Retype the complete listing exactly as it appears.

:: Supplied records

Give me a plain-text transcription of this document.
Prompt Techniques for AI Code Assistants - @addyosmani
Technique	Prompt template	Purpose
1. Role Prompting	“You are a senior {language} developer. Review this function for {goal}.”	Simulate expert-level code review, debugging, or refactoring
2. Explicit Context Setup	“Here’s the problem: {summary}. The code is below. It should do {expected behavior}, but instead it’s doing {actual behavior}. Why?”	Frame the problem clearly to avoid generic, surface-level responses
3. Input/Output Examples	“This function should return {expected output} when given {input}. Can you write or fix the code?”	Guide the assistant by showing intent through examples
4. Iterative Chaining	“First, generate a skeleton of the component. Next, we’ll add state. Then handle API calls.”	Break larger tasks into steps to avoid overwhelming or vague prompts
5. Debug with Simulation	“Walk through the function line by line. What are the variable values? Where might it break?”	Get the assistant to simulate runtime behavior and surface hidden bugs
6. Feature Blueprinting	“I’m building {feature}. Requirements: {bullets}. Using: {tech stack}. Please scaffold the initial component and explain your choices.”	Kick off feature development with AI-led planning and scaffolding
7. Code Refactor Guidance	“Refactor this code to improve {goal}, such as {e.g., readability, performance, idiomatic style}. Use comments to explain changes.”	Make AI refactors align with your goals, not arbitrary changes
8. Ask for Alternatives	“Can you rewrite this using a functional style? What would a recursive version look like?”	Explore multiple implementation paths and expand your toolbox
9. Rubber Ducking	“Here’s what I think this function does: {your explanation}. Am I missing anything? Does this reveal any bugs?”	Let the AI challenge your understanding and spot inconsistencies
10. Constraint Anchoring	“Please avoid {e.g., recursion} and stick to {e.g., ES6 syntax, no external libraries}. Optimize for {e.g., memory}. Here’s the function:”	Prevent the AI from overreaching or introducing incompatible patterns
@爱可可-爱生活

::::

Complete answer »
Give me a plain-text transcription of this document.
Prompt Techniques for AI Code Assistants - @addyosmani
Technique	Prompt template	Purpose
1. Role Prompting	“You are a senior {language} developer. Review this function for {goal}.”	Simulate expert-level code review, debugging, or refactoring
2. Explicit Context Setup	“Here’s the problem: {summary}. The code is below. It should do {expected behavior}, but instead it’s doing {actual behavior}. Why?”	Frame the problem clearly to avoid generic, surface-level responses
3. Input/Output Examples	“This function should return {expected output} when given {input}. Can you write or fix the code?”	Guide the assistant by showing intent through examples
4. Iterative Chaining	“First, generate a skeleton of the component. Next, we’ll add state. Then handle API calls.”	Break larger tasks into steps to avoid overwhelming or vague prompts
5. Debug with Simulation	“Walk through the function line by line. What are the variable values? Where might it break?”	Get the assistant to simulate runtime behavior and surface hidden bugs
6. Feature Blueprinting	“I’m building {feature}. Requirements: {bullets}. Using: {tech stack}. Please scaffold the initial component and explain your choices.”	Kick off feature development with AI-led planning and scaffolding
7. Code Refactor Guidance	“Refactor this code to improve {goal}, such as {e.g., readability, performance, idiomatic style}. Use comments to explain changes.”	Make AI refactors align with your goals, not arbitrary changes
8. Ask for Alternatives	“Can you rewrite this using a functional style? What would a recursive version look like?”	Explore multiple implementation paths and expand your toolbox
9. Rubber Ducking	“Here’s what I think this function does: {your explanation}. Am I missing anything? Does this reveal any bugs?”	Let the AI challenge your understanding and spot inconsistencies
10. Constraint Anchoring	“Please avoid {e.g., recursion} and stick to {e.g., ES6 syntax, no external libraries}. Optimize for {e.g., memory}. Here’s the function:”	Prevent the AI from overreaching or introducing incompatible patterns
@爱可可-爱生活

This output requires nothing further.